Data in this exercise start
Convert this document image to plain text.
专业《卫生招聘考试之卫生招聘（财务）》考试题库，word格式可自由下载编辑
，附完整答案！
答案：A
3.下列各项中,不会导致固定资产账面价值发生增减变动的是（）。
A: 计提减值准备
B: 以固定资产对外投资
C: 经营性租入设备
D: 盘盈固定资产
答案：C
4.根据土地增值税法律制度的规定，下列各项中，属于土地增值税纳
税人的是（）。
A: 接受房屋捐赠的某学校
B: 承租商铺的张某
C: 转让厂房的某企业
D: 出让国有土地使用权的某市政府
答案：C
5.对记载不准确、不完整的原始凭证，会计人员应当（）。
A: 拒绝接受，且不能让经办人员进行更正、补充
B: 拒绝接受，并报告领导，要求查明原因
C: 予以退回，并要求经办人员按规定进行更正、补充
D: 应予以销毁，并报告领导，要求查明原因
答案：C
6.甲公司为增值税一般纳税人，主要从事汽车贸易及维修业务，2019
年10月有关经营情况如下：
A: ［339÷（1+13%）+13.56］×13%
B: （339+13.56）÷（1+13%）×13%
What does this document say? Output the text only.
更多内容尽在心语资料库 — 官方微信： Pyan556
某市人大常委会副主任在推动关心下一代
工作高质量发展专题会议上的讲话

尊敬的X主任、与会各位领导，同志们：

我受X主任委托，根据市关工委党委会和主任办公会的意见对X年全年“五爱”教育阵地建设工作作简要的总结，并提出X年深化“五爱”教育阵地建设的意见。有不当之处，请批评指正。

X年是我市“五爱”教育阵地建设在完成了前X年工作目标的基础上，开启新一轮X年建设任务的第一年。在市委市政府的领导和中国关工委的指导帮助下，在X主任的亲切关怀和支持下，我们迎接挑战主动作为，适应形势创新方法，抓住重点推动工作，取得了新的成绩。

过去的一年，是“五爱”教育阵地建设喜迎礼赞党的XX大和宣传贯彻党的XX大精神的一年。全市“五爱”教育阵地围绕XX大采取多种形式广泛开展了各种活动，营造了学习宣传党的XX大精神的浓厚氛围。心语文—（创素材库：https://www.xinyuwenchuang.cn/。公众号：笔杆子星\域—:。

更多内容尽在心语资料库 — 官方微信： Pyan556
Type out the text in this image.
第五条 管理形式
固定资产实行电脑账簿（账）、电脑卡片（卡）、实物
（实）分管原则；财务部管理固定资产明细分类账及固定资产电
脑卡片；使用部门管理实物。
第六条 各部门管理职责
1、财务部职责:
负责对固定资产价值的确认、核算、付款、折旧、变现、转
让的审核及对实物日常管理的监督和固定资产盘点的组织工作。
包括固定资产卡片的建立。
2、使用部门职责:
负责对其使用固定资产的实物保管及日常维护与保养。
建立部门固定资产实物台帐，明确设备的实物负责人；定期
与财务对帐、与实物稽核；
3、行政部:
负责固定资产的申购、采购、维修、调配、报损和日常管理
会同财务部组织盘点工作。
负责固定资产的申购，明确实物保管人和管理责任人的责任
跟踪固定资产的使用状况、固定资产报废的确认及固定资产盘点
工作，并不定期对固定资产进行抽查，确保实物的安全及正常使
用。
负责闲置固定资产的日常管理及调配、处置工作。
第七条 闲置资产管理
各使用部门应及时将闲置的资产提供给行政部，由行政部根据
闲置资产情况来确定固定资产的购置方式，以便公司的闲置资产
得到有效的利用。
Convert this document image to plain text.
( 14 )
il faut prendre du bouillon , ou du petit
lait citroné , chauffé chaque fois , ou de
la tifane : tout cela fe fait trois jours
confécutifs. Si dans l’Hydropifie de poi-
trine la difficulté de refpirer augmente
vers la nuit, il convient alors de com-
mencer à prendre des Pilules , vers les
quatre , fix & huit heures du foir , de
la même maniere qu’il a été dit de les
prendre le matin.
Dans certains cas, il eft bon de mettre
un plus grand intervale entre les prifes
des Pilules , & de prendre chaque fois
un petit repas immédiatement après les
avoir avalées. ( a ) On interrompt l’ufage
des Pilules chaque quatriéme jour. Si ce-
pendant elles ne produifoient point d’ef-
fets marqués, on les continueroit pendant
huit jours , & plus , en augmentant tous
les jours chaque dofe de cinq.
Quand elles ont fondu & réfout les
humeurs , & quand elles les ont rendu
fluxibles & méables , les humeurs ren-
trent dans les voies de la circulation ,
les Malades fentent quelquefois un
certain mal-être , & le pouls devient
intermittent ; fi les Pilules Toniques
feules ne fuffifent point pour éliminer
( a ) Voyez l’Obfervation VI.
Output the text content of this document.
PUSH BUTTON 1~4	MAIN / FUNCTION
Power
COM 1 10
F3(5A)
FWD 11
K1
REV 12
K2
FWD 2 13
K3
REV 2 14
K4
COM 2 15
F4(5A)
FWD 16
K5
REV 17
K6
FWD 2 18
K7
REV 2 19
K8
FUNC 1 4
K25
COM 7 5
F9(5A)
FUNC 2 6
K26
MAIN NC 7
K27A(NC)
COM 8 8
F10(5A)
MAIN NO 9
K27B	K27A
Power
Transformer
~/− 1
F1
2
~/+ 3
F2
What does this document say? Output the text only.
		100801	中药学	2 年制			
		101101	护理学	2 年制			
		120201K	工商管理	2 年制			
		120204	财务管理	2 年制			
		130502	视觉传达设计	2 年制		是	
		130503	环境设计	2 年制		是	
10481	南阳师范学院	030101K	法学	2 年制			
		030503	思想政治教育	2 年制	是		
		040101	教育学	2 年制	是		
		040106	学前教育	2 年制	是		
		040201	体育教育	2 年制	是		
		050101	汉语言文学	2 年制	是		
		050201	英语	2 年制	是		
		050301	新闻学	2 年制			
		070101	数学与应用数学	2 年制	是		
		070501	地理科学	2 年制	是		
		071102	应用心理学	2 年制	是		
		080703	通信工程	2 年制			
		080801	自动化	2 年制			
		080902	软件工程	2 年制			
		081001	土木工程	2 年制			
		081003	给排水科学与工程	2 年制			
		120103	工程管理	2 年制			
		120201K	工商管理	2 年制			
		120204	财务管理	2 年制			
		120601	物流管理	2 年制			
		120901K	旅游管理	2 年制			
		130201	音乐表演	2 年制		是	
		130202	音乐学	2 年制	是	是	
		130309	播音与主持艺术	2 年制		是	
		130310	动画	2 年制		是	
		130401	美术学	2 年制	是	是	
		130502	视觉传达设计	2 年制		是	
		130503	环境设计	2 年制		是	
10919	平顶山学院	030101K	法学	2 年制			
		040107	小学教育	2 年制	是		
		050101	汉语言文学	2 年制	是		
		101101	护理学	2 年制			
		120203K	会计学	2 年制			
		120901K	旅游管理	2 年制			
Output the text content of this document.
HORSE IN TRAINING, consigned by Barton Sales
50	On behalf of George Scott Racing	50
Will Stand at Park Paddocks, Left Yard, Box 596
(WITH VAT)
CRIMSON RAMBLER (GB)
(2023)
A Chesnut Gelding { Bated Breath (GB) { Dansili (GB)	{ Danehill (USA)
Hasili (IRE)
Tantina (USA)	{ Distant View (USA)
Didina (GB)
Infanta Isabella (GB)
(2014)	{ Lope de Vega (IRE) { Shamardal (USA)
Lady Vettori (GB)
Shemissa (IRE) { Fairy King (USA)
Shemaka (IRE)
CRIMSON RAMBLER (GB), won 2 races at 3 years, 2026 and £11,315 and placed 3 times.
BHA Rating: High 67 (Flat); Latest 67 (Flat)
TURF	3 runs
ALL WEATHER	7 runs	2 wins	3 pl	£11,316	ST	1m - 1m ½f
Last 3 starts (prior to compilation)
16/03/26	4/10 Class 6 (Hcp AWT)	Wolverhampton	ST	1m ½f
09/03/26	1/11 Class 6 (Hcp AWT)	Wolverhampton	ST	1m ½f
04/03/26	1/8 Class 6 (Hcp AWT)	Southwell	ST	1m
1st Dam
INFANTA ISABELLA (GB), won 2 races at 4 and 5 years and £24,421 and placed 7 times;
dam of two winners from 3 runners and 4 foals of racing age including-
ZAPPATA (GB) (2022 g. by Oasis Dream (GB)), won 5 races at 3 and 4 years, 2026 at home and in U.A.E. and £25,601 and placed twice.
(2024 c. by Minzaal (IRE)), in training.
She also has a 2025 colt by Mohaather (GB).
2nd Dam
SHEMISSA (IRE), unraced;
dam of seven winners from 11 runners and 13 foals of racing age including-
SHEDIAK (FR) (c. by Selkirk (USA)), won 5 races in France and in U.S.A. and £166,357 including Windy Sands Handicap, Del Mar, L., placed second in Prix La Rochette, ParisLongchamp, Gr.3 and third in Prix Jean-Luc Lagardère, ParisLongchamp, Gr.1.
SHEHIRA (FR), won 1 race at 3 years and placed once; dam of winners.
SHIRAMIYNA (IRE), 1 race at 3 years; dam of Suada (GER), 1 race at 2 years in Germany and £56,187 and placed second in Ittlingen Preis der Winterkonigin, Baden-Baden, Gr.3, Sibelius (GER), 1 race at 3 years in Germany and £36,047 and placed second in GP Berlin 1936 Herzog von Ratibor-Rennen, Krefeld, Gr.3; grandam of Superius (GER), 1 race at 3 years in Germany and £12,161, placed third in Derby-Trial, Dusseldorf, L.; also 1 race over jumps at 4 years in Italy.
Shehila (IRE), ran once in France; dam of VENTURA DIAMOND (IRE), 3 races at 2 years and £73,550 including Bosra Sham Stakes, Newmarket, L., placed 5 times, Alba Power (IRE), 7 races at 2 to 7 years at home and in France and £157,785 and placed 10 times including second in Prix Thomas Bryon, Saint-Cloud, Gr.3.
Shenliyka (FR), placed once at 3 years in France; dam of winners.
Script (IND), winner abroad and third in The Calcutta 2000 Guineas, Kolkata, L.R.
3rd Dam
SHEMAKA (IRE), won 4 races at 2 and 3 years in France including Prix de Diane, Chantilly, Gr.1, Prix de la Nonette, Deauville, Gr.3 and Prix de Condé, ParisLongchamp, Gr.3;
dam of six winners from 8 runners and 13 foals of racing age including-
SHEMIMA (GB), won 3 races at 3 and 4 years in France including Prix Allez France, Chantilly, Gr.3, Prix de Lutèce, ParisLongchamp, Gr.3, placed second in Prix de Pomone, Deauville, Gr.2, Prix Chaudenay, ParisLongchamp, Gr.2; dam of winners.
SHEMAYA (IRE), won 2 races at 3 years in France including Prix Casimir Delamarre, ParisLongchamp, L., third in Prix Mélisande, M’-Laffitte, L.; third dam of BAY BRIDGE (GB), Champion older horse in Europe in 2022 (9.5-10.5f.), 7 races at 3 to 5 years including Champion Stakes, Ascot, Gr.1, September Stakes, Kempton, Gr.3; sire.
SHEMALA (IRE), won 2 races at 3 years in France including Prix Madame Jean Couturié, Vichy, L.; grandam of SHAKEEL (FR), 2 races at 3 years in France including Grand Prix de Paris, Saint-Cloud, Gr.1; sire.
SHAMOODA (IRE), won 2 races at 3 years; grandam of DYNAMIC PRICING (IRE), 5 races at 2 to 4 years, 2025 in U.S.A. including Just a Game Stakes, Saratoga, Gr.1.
Data in this exercise end
Exercise task - Provide only the number of lines in the entries that hold the word "vers".

Response for this exercise - 2